*EXERCISE GOAL*
Copy the records word for word, from the very first line through the line containing "chevron-down-icon xyxy=(193,324,206,337)", and include that line.
— start of PROVIDED DATA —
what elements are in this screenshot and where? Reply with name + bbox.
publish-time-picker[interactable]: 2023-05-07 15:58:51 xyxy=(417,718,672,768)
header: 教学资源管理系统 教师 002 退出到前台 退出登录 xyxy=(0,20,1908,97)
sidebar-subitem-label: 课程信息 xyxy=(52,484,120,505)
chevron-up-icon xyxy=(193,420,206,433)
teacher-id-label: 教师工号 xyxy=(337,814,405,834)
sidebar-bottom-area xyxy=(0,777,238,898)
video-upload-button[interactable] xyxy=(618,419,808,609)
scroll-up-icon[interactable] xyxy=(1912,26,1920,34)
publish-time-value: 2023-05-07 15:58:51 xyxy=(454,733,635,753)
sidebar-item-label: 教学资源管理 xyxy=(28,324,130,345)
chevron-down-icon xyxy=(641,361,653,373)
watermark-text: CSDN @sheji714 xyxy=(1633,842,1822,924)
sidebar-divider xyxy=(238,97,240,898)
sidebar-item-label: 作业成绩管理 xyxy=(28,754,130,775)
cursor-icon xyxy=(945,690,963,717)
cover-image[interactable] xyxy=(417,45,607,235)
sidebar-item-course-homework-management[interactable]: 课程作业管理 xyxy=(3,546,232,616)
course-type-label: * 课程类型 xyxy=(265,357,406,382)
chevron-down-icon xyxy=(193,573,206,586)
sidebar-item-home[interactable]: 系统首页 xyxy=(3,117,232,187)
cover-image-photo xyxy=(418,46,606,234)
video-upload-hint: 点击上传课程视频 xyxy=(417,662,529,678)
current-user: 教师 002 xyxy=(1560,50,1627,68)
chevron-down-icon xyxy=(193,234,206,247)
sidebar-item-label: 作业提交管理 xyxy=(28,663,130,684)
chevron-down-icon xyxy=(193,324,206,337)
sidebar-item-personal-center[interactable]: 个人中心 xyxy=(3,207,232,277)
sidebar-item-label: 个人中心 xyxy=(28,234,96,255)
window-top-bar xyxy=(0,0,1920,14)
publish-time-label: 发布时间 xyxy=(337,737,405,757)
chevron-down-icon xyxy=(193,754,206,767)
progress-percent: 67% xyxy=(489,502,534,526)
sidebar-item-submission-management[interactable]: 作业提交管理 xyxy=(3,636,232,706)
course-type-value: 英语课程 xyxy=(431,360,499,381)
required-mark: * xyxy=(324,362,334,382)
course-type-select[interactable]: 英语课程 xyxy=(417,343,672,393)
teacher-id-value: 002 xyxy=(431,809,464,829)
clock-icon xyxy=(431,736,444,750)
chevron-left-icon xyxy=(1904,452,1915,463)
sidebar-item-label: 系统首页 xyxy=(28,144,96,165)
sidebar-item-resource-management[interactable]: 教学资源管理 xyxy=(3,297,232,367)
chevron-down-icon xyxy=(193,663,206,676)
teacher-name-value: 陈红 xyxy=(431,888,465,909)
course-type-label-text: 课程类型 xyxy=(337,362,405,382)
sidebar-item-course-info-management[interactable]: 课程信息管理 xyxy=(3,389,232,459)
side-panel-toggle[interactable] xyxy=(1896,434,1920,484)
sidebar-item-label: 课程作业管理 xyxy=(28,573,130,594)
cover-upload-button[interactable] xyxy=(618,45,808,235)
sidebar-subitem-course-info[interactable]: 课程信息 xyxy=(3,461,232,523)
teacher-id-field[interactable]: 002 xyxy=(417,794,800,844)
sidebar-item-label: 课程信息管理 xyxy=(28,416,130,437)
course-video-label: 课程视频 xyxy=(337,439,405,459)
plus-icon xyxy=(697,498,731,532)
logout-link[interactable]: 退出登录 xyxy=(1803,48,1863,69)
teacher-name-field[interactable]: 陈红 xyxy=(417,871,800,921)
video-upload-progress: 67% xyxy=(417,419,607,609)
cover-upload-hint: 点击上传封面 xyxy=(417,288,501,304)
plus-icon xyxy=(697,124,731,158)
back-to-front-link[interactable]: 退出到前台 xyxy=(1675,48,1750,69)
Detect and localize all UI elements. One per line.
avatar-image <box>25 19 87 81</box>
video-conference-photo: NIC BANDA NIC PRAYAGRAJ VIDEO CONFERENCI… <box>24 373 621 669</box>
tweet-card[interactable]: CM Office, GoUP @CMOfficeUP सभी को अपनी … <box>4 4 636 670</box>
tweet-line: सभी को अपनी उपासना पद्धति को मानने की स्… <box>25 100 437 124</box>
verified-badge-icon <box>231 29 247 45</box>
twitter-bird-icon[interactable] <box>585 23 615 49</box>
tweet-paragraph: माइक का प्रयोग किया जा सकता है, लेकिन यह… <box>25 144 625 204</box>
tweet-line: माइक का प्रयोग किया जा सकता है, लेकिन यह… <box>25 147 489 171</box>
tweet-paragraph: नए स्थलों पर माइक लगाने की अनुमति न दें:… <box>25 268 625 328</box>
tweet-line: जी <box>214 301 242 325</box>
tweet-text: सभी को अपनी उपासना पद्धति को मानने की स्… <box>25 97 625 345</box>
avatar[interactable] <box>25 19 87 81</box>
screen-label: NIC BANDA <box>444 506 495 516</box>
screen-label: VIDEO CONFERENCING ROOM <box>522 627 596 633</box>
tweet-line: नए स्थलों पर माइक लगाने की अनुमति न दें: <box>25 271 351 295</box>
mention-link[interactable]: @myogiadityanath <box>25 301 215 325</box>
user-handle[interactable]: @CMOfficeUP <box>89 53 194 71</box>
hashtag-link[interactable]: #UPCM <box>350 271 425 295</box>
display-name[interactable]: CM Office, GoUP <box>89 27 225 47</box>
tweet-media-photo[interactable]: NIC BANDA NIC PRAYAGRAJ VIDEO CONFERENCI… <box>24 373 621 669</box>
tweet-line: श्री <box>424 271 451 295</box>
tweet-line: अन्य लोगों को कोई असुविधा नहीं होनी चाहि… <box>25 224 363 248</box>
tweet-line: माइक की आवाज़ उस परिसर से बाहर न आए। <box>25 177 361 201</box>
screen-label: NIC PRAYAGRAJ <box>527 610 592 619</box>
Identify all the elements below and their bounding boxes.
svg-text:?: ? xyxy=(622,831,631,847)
— end of PROVIDED DATA —
*TASK SOLUTION*
what elements are in this screenshot and where? Reply with name + bbox.
publish-time-picker[interactable]: 2023-05-07 15:58:51 xyxy=(417,718,672,768)
header: 教学资源管理系统 教师 002 退出到前台 退出登录 xyxy=(0,20,1908,97)
sidebar-subitem-label: 课程信息 xyxy=(52,484,120,505)
chevron-up-icon xyxy=(193,420,206,433)
teacher-id-label: 教师工号 xyxy=(337,814,405,834)
sidebar-bottom-area xyxy=(0,777,238,898)
video-upload-button[interactable] xyxy=(618,419,808,609)
scroll-up-icon[interactable] xyxy=(1912,26,1920,34)
publish-time-value: 2023-05-07 15:58:51 xyxy=(454,733,635,753)
sidebar-item-label: 教学资源管理 xyxy=(28,324,130,345)
chevron-down-icon xyxy=(641,361,653,373)
watermark-text: CSDN @sheji714 xyxy=(1633,842,1822,924)
sidebar-divider xyxy=(238,97,240,898)
sidebar-item-label: 作业成绩管理 xyxy=(28,754,130,775)
cursor-icon xyxy=(945,690,963,717)
cover-image[interactable] xyxy=(417,45,607,235)
sidebar-item-course-homework-management[interactable]: 课程作业管理 xyxy=(3,546,232,616)
course-type-label: * 课程类型 xyxy=(265,357,406,382)
chevron-down-icon xyxy=(193,573,206,586)
sidebar-item-home[interactable]: 系统首页 xyxy=(3,117,232,187)
cover-image-photo xyxy=(418,46,606,234)
video-upload-hint: 点击上传课程视频 xyxy=(417,662,529,678)
current-user: 教师 002 xyxy=(1560,50,1627,68)
chevron-down-icon xyxy=(193,234,206,247)
sidebar-item-label: 作业提交管理 xyxy=(28,663,130,684)
chevron-down-icon xyxy=(193,324,206,337)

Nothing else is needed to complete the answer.